# START OF RECORDS PROVIDED

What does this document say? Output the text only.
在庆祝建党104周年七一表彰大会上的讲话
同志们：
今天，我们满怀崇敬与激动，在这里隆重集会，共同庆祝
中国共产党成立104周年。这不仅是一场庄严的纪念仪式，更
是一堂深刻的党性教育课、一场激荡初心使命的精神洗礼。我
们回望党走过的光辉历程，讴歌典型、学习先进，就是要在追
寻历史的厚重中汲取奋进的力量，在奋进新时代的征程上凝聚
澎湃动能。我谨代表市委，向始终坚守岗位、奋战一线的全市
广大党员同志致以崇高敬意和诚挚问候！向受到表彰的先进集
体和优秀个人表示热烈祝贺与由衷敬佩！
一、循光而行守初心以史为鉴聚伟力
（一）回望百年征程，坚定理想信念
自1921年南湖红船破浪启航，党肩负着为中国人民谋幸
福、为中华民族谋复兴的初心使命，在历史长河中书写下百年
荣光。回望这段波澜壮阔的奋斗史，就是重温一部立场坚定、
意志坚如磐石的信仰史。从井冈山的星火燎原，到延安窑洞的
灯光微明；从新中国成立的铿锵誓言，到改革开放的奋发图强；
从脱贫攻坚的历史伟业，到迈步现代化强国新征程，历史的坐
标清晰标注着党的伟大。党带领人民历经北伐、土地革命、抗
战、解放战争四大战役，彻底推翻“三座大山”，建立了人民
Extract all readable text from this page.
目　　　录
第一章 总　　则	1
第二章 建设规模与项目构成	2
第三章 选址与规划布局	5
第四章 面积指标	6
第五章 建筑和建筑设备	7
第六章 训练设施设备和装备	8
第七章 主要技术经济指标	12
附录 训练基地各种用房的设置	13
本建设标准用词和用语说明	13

# END OF RECORDS PROVIDED

CHALLENGE: List all lines in the material containing the string "this".

RESPONSE TO THE EXERCISE:
What does this document say? Output the text only.
Extract all readable text from this page.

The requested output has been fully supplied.